* BEGIN Material for this exercise *

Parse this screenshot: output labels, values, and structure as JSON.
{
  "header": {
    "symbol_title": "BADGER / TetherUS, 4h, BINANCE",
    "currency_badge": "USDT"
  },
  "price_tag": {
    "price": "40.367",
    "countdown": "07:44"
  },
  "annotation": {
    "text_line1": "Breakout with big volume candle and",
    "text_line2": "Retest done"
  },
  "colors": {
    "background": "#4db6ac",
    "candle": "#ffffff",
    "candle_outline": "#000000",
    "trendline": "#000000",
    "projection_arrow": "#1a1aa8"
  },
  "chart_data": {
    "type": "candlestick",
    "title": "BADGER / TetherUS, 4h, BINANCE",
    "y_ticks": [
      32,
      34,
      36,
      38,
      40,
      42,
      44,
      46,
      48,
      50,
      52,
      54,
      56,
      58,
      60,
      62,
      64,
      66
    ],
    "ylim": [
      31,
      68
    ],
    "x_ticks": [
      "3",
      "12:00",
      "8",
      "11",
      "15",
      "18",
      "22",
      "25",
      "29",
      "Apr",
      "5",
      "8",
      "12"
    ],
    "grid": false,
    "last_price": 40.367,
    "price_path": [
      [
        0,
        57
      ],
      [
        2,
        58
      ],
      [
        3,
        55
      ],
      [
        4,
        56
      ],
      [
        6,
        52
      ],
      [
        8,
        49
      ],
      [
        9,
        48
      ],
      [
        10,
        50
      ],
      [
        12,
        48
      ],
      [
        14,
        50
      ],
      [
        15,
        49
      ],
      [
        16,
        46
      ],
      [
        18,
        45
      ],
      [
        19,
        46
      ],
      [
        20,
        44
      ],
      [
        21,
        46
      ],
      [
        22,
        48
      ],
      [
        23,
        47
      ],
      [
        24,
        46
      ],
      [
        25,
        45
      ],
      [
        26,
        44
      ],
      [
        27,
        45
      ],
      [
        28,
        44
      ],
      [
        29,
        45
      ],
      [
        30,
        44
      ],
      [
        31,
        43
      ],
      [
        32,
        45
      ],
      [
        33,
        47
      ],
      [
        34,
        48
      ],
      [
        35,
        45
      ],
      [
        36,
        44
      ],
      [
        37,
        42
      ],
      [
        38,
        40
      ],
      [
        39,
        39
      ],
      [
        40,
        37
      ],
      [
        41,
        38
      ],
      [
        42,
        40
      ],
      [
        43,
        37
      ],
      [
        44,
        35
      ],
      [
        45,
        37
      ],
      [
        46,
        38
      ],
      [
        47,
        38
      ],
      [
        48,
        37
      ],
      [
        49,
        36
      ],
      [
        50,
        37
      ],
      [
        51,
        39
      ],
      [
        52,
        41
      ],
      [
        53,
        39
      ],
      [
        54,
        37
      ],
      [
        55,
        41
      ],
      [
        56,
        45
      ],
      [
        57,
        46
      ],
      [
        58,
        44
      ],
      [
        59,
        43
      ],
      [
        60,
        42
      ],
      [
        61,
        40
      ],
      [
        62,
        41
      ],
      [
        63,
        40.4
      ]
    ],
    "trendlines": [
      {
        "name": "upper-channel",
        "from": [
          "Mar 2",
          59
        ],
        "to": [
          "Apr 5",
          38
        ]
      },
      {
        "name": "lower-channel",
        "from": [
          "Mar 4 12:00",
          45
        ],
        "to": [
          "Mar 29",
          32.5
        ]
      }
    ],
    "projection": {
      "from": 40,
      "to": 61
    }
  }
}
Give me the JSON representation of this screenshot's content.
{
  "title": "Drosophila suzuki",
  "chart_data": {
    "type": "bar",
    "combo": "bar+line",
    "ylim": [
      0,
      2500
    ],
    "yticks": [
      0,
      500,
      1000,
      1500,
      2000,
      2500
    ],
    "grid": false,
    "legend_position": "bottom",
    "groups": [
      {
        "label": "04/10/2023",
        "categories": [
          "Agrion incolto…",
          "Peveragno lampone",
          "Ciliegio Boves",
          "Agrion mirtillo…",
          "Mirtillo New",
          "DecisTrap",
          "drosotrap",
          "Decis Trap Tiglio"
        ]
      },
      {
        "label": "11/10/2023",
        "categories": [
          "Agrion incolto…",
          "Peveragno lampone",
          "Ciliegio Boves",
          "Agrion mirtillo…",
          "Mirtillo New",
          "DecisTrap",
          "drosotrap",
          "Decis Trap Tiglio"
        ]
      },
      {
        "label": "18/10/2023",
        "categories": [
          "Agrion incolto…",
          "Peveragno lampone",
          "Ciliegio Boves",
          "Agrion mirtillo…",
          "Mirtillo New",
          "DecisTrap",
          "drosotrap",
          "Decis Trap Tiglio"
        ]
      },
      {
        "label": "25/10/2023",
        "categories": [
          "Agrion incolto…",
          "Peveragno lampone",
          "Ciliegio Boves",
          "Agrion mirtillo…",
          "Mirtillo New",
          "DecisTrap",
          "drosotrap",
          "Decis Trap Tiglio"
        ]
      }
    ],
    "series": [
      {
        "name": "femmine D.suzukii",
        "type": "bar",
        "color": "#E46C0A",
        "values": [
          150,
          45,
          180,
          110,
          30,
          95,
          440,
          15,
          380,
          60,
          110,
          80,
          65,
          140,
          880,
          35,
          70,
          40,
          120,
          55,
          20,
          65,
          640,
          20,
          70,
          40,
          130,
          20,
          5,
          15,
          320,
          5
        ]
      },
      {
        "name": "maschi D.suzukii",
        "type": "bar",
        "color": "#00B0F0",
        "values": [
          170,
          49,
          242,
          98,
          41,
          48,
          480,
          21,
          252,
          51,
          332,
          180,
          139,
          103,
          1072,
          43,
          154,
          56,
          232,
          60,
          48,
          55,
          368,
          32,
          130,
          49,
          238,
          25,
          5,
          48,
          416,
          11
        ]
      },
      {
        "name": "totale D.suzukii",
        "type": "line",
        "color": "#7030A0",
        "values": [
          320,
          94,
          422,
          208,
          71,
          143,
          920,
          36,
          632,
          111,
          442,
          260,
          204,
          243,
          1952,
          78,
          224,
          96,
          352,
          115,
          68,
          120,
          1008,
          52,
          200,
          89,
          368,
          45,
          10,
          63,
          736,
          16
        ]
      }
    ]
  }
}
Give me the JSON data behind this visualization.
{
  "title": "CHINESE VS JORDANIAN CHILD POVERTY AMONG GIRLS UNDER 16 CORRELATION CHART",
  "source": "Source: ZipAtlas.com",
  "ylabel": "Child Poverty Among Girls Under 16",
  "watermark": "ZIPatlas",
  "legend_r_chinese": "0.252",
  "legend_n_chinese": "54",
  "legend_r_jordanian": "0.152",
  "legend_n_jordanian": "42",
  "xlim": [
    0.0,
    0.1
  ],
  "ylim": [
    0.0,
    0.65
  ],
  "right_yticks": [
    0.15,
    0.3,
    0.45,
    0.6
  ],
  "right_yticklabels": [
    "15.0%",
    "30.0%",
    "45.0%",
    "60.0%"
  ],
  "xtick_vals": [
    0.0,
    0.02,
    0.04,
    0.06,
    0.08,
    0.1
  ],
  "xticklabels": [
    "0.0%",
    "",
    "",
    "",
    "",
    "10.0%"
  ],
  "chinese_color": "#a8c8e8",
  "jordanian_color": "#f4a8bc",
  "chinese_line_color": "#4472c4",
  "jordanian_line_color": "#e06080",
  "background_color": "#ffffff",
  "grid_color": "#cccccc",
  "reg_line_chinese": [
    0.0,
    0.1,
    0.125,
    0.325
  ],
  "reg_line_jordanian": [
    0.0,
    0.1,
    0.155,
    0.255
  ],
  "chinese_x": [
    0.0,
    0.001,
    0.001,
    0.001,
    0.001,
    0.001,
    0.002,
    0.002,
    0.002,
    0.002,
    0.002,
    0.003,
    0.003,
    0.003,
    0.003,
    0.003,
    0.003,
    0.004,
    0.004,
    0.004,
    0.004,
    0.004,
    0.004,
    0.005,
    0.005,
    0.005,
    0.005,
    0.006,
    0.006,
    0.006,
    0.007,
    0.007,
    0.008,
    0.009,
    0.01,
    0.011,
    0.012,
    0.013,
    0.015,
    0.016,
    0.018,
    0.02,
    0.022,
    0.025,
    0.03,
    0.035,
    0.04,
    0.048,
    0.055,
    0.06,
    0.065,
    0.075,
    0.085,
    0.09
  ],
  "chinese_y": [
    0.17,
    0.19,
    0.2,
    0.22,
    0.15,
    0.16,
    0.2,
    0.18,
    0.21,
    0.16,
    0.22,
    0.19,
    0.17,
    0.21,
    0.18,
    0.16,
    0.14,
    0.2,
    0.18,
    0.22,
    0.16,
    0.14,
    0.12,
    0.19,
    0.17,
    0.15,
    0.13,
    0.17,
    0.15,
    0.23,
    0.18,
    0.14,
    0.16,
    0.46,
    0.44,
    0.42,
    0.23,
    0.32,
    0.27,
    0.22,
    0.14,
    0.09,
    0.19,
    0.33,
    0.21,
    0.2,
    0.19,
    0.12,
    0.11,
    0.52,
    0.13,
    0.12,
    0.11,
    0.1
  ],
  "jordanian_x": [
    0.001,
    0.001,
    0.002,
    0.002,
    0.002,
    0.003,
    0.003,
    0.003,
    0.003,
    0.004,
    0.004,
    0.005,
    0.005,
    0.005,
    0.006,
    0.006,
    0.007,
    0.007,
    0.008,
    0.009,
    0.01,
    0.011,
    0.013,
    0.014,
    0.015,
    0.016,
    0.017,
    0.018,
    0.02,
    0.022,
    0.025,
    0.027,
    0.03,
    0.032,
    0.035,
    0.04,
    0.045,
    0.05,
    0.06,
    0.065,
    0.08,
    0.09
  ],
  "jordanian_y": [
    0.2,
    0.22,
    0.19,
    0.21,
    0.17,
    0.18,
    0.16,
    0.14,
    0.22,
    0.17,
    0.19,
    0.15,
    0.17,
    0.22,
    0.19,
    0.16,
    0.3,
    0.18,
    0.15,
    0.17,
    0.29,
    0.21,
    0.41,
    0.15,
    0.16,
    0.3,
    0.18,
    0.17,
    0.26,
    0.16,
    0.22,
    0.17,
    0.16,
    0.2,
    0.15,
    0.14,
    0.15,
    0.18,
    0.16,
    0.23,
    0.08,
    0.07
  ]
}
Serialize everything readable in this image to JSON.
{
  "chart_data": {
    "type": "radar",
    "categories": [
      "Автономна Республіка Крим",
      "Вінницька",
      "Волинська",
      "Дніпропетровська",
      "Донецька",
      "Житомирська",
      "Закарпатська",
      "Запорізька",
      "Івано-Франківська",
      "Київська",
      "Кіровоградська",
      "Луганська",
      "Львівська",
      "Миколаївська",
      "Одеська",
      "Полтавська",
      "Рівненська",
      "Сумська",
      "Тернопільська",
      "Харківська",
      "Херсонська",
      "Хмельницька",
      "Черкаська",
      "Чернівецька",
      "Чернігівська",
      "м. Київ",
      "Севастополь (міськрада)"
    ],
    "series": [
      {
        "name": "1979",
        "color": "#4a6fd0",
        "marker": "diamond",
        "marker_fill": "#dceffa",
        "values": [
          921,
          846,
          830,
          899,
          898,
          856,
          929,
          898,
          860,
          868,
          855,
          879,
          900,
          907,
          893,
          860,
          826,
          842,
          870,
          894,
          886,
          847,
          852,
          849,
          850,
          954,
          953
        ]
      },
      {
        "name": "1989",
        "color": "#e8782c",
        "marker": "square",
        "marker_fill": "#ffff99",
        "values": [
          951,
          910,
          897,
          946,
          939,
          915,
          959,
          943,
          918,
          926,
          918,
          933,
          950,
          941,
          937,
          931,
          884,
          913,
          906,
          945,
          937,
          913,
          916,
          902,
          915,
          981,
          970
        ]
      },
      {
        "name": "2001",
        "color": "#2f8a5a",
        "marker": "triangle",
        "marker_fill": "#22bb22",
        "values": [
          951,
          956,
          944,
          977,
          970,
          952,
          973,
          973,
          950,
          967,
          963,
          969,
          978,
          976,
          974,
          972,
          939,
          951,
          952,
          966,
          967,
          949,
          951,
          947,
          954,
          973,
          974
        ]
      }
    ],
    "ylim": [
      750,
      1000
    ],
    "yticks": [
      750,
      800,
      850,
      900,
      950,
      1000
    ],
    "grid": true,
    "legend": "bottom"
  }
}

* END Material for this exercise *

Given problem: Provide the number of lines in the entries that include "channel", and no other text.

Answer for the task: 2